#### What the exercise asks
Keep only those lines of the records that include the string "name".

#### Information supplied
##########

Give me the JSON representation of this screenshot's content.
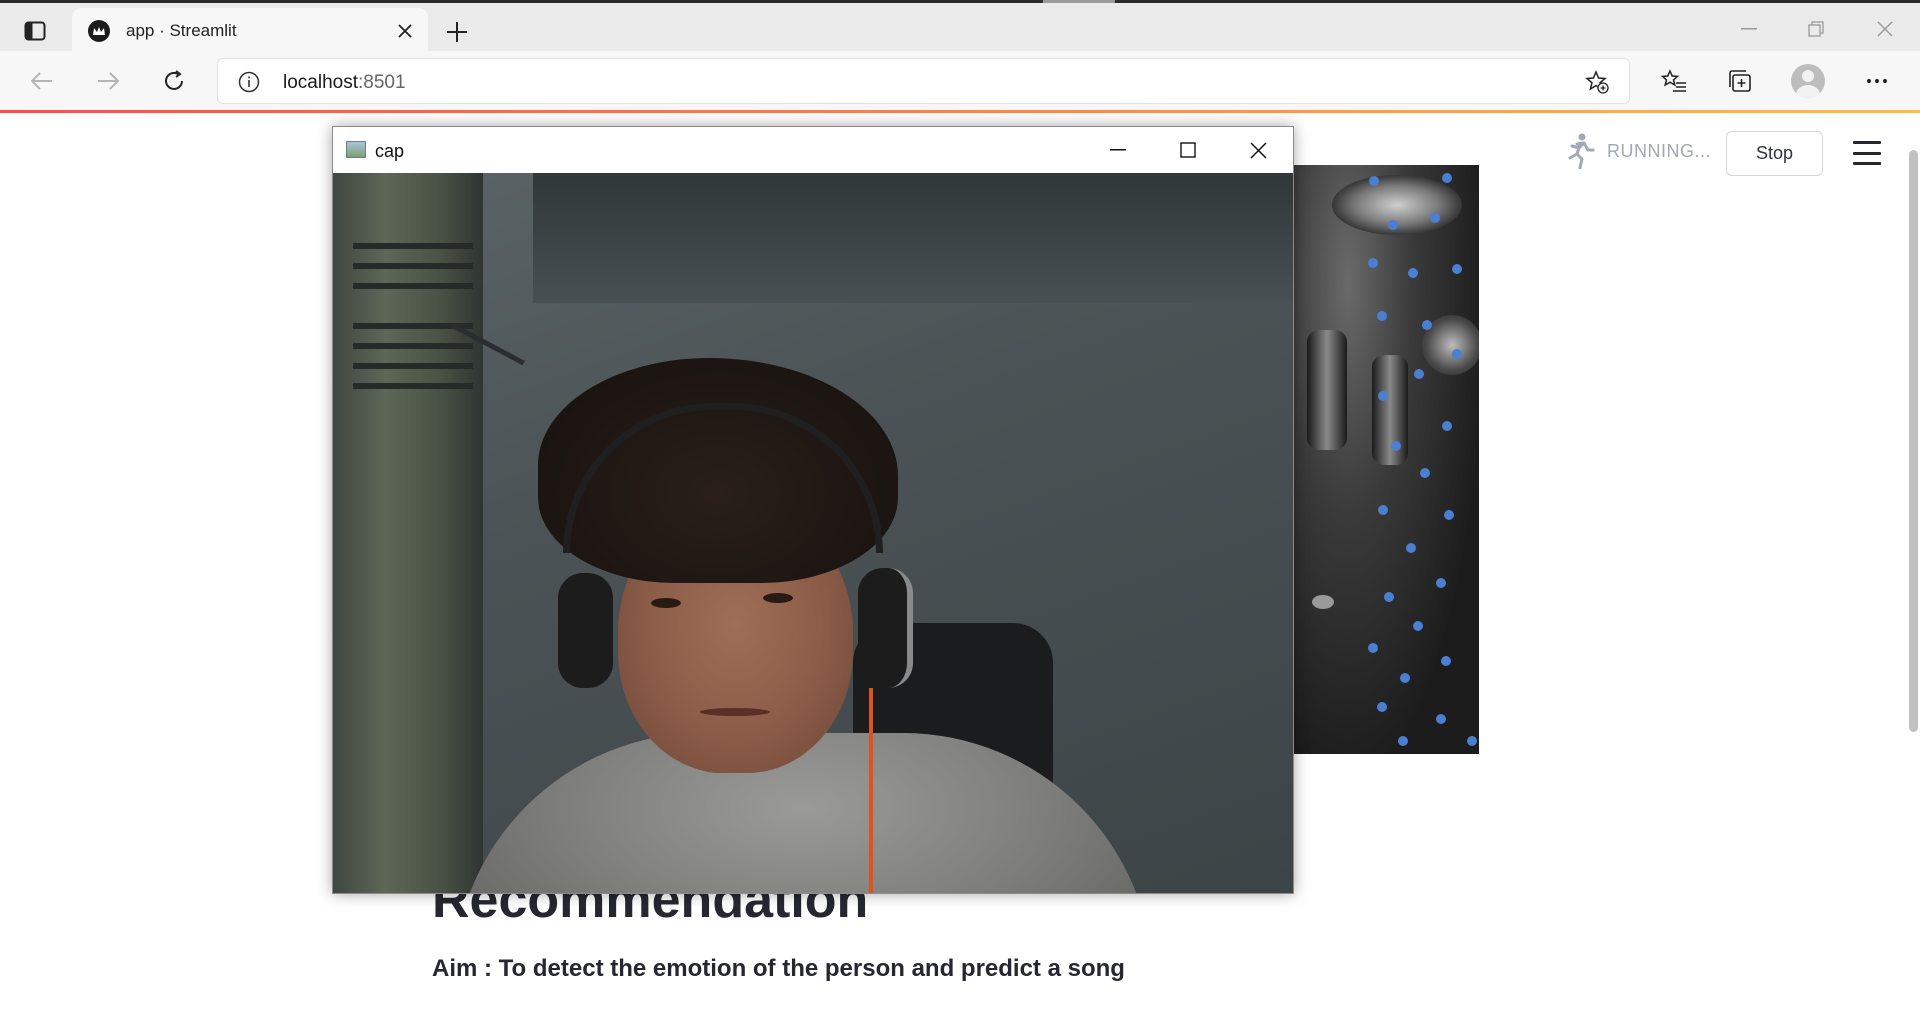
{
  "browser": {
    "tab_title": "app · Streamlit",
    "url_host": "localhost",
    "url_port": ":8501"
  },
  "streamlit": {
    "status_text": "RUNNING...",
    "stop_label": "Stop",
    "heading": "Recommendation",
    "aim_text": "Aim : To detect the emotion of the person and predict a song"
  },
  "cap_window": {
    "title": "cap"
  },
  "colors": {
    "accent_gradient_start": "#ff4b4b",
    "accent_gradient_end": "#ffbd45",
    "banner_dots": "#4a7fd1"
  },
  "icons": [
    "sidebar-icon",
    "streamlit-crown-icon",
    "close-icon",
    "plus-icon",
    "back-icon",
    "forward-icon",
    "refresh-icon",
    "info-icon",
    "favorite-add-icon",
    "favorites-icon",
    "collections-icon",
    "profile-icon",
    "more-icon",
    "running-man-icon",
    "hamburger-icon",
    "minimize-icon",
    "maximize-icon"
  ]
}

##########

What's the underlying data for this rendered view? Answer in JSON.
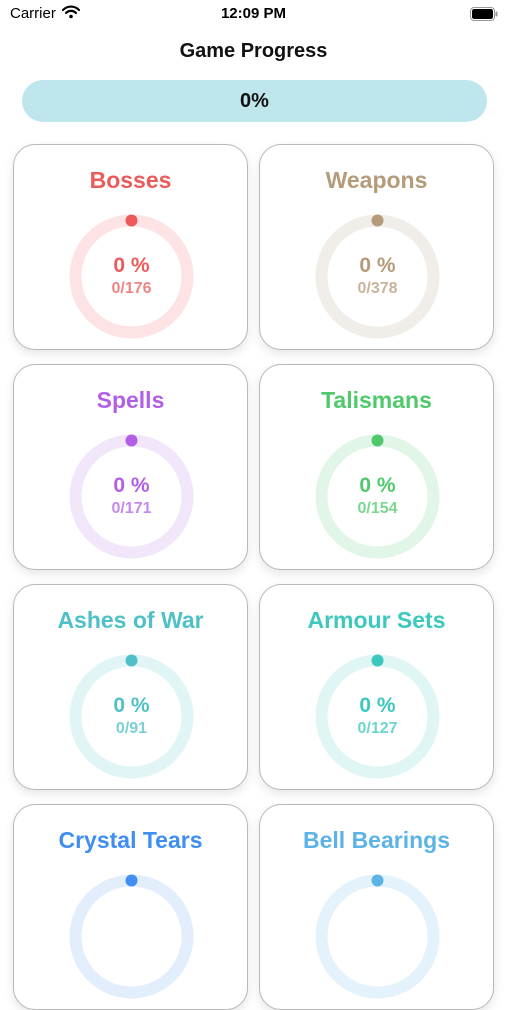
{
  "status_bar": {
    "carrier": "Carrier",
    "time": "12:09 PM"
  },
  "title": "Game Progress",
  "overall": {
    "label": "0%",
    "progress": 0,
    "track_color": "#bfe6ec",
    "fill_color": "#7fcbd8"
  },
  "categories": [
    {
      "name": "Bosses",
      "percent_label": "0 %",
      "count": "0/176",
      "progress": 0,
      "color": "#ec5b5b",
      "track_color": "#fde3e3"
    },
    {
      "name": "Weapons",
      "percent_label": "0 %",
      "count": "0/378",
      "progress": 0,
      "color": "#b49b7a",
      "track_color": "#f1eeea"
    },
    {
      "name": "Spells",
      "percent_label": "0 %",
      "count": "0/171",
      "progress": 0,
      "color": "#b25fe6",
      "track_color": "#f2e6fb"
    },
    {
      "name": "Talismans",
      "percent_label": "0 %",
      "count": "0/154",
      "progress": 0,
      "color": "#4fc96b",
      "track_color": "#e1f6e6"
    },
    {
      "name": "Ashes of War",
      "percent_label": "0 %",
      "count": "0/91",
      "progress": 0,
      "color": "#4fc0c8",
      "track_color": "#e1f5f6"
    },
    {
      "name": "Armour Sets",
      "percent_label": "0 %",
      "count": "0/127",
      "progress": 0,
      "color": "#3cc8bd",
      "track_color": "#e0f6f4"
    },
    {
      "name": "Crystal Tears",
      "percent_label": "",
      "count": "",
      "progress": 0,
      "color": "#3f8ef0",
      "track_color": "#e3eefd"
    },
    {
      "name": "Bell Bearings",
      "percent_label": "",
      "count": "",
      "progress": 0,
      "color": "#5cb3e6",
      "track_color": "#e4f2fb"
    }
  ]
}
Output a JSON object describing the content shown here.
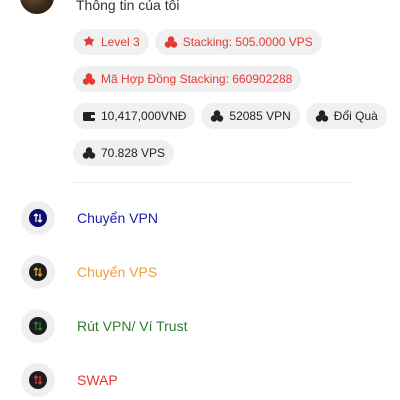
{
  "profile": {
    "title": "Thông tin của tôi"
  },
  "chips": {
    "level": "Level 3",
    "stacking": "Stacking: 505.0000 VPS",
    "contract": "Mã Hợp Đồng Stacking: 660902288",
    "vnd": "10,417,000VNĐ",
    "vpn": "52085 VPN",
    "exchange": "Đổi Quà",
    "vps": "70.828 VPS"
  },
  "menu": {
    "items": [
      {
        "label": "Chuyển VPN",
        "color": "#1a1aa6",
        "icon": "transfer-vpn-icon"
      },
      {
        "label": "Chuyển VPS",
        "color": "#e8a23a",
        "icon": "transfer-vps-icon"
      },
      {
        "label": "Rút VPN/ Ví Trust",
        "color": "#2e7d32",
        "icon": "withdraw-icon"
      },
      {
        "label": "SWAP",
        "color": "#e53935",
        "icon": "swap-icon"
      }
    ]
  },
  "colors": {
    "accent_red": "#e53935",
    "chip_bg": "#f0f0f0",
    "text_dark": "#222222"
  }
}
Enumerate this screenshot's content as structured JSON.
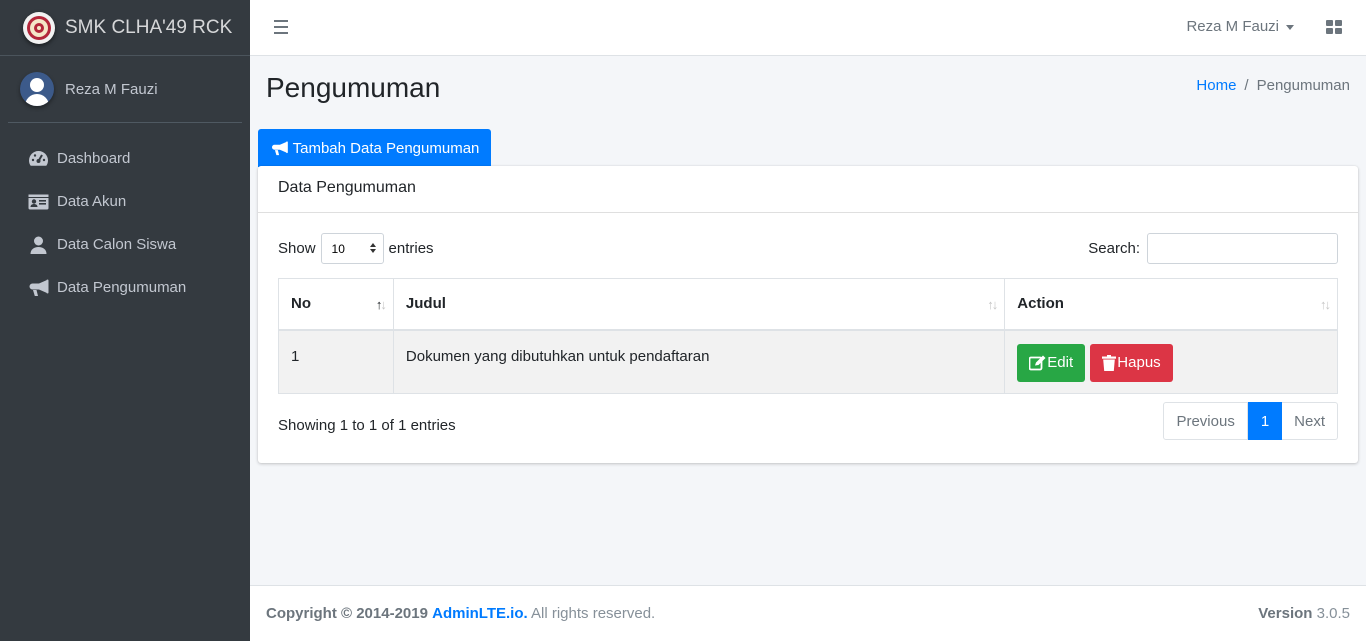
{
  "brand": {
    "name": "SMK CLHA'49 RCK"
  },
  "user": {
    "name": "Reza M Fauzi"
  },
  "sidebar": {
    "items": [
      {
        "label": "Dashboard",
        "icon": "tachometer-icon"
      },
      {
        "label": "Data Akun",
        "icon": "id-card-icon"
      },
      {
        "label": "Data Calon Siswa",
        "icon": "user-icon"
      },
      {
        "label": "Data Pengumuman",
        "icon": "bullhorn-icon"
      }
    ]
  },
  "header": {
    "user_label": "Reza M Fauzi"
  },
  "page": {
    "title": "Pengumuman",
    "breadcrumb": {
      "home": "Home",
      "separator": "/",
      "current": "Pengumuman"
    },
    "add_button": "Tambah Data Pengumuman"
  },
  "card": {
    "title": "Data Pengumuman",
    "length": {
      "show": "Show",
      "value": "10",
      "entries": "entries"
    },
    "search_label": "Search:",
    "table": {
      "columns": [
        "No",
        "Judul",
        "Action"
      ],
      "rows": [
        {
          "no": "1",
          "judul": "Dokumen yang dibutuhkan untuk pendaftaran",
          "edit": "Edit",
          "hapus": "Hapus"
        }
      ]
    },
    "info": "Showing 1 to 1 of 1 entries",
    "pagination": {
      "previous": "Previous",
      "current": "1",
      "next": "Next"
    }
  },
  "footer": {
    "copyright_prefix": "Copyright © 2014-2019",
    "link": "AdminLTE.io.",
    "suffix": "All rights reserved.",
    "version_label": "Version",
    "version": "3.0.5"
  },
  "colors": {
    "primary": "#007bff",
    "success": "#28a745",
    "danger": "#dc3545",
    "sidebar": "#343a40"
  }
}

##########

#### Response below
      "name": "Bosses",
      "name": "Weapons",
      "name": "Spells",
      "name": "Talismans",
      "name": "Ashes of War",
      "name": "Armour Sets",
      "name": "Crystal Tears",
      "name": "Bell Bearings",
    "name": "SMK CLHA'49 RCK"
    "name": "Reza M Fauzi"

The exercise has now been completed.